## Task details
Please reproduce the data word for word, from its first line through the line containing "y-tick-label: .4: [67, 371, 80, 390]", with both ends included.

## Stored rows
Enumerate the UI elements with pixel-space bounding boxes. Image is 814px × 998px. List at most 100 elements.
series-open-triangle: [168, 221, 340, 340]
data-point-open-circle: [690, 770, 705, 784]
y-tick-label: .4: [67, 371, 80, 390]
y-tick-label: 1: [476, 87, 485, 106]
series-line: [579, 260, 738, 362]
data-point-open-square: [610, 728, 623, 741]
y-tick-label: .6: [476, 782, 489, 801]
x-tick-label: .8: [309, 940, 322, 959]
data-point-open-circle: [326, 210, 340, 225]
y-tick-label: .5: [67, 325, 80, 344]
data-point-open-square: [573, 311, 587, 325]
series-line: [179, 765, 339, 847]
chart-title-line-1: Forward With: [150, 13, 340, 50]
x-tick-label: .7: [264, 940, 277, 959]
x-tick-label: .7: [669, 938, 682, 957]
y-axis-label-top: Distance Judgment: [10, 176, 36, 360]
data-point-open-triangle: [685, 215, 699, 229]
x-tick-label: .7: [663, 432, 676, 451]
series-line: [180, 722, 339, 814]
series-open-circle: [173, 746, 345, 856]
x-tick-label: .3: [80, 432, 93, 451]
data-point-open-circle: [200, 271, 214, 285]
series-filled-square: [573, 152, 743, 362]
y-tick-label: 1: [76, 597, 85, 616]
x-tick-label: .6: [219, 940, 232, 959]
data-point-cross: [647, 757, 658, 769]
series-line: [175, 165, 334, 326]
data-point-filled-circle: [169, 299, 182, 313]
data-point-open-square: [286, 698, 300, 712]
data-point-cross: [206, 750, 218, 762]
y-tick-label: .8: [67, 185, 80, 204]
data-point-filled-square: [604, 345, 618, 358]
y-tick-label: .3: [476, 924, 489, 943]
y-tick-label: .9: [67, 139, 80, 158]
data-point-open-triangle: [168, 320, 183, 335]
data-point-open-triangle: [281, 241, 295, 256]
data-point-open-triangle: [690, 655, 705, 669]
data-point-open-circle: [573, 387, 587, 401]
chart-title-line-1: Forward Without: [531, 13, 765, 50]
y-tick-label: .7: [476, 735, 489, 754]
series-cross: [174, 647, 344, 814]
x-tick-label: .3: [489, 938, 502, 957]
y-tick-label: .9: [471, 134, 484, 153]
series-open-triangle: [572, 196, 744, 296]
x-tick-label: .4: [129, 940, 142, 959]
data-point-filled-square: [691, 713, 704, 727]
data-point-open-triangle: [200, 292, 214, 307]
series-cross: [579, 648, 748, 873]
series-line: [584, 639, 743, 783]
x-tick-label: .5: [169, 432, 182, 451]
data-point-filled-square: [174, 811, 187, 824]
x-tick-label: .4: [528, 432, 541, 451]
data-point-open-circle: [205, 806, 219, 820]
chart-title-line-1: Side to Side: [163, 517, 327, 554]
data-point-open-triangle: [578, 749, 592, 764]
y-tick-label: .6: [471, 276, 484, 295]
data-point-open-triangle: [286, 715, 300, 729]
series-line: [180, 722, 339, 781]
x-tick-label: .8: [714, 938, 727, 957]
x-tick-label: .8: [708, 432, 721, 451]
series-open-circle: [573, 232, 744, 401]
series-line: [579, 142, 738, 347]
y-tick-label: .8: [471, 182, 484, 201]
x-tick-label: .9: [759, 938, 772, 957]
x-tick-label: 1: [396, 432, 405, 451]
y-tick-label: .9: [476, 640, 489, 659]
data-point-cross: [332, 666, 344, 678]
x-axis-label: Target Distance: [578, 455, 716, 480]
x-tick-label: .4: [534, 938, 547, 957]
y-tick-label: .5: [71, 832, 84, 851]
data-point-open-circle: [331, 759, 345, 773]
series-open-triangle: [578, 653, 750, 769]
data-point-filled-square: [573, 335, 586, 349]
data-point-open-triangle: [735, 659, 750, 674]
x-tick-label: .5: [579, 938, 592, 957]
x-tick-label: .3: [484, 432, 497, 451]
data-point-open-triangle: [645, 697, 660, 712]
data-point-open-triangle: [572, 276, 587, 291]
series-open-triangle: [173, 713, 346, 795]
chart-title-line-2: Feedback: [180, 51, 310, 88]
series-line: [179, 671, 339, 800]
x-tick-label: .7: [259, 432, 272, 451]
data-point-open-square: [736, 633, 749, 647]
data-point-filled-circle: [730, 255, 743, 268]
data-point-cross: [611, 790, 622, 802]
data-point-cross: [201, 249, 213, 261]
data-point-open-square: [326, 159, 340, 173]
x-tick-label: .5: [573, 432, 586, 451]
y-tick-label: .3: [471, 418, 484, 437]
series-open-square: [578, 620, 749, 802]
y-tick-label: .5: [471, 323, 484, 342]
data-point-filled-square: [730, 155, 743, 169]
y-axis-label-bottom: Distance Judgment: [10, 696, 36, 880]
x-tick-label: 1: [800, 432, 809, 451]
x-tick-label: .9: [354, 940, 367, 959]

## Reply to the task
Enumerate the UI elements with pixel-space bounding boxes. Image is 814px × 998px. List at most 100 elements.
series-open-triangle: [168, 221, 340, 340]
data-point-open-circle: [690, 770, 705, 784]
y-tick-label: .4: [67, 371, 80, 390]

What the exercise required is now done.